Yang Harus Dikerjakan
Tuliskan ulang tanpa perubahan bagian teks tentang masa pingitan Kartini, dari "Setelah lulus ELS" sampai "lingkunggan Kabupaten jepara.".

Teks yang Diberikan
━━━━━━━━

Salin Artikel

Kisah Kartini dalam Pingitan, Gagal Sekolah ke Belanda hingga Memutuskan Menikah

Sang ayah adalah Bupati Rembang. Dengan jabatan sang ayah, Kartini bisa mengenyam pendidikan di Europese Lagere School (ELS).

Setelah lulus ELS tepatnya di awal 1892, Kartini harus memulai masa pingitan di usia 12 tahun. Ia mengasingkan diri di dalam rumah dan dilarang ke luar lingkungan rumahnya yang megah.

Jangankan keluar pendapa, Kartini juga jarang menginjak serambi rumah.

Selama empat tahun menjalani masa pingitan, Kartini hanya lima kali keluar dari lingkunggan Kabupaten jepara.

Saat sang kakak RA Soelastri menikah dengan Raden Ngabehi Tjokroadisosro dan pindah ke Kendal, Kartini menjadi puteri tertua di kabupaten. Ia pun berhak mengatur semua urusan adik-adiknya.

Ia pun mulai menempati kamar sang kakak Soelastri yang jauh lebih luas dari kamarnya. Ia kemudian mengajak dua adiknya, Roekmini dan Kardinah untuk tinggal satu kamar.

Saat bersama, tiga bersaudara tersebut menyalurkan kegemarannya mulai melukis, main piano hingga ketrampilan tangan. Kartini juga menularkan kebiasaan membaca ke adik-adiknya.

Mereka mmebaca surat kabar De Locomatief sehingga tahu perkembangan yang terjadi di Hindia Belanda atau Eropa.

━━━━━━━━

Data yang Diberikan
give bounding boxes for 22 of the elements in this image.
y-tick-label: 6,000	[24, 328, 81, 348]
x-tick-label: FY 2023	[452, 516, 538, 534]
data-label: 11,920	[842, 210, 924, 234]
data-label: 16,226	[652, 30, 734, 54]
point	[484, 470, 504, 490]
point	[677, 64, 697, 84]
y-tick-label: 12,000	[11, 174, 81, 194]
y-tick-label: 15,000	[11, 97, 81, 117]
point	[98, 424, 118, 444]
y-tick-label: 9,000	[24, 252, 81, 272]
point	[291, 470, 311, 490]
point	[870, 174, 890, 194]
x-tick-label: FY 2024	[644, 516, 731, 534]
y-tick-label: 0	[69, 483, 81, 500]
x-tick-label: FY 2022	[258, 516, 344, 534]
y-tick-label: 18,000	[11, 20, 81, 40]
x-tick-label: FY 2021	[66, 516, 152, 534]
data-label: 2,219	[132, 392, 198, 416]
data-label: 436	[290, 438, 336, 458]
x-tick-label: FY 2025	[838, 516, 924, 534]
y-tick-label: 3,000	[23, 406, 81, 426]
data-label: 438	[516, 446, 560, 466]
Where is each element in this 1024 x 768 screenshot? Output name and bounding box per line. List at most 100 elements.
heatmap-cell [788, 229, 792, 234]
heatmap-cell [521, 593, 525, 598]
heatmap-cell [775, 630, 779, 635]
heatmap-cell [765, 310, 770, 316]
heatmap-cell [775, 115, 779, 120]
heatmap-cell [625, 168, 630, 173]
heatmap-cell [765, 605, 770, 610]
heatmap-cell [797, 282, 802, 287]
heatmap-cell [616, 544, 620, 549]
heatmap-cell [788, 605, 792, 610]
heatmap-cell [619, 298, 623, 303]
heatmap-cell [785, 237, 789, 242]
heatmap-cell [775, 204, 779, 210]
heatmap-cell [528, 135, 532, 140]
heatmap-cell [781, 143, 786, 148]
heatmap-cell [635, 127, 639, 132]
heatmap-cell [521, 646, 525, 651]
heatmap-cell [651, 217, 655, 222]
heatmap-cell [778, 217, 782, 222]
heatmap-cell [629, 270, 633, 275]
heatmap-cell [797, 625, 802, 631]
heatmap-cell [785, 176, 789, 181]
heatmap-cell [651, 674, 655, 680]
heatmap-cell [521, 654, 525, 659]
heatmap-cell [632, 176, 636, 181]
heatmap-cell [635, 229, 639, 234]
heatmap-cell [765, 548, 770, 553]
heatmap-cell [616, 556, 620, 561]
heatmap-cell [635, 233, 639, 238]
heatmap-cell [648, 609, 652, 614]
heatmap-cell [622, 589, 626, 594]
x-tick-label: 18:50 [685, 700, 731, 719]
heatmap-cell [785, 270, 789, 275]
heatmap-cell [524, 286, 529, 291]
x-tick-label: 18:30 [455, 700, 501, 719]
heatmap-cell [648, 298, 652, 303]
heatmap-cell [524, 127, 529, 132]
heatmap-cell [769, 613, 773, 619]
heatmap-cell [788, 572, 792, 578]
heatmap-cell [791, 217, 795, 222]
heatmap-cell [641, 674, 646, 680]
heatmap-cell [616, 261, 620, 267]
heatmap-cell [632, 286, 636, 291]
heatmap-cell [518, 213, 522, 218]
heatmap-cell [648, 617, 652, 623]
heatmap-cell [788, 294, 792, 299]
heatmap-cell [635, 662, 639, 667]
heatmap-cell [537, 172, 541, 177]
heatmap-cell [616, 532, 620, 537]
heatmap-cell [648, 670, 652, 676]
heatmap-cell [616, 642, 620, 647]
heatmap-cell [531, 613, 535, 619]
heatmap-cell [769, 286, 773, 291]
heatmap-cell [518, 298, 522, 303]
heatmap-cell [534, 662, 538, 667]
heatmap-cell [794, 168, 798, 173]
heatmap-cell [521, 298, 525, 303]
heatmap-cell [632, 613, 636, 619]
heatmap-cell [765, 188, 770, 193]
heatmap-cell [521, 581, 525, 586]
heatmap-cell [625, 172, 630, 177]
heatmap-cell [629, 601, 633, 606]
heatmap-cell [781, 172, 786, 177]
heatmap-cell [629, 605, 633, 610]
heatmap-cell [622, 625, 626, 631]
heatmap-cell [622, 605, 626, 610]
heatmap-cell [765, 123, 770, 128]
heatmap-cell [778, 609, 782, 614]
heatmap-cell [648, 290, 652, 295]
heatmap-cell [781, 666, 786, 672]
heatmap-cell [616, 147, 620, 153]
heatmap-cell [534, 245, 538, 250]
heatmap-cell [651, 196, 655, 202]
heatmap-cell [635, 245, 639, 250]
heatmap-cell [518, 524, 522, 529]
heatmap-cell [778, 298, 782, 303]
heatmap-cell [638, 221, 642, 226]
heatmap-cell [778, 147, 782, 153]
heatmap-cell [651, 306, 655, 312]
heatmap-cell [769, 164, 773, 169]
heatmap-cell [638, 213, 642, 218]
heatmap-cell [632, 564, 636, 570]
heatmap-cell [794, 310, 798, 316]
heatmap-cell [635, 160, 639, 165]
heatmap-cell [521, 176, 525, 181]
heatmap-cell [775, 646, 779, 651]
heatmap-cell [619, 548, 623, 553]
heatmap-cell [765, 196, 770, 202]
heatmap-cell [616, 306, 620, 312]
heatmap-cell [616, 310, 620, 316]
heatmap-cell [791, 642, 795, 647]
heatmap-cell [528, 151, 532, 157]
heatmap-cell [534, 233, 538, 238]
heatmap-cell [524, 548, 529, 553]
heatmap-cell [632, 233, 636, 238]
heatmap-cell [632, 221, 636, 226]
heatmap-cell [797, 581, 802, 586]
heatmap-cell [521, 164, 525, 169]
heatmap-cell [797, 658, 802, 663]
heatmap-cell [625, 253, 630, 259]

━━━━━━━━

Hasil Akhir
Setelah lulus ELS tepatnya di awal 1892, Kartini harus memulai masa pingitan di usia 12 tahun. Ia mengasingkan diri di dalam rumah dan dilarang ke luar lingkungan rumahnya yang megah.

Jangankan keluar pendapa, Kartini juga jarang menginjak serambi rumah.

Selama empat tahun menjalani masa pingitan, Kartini hanya lima kali keluar dari lingkunggan Kabupaten jepara.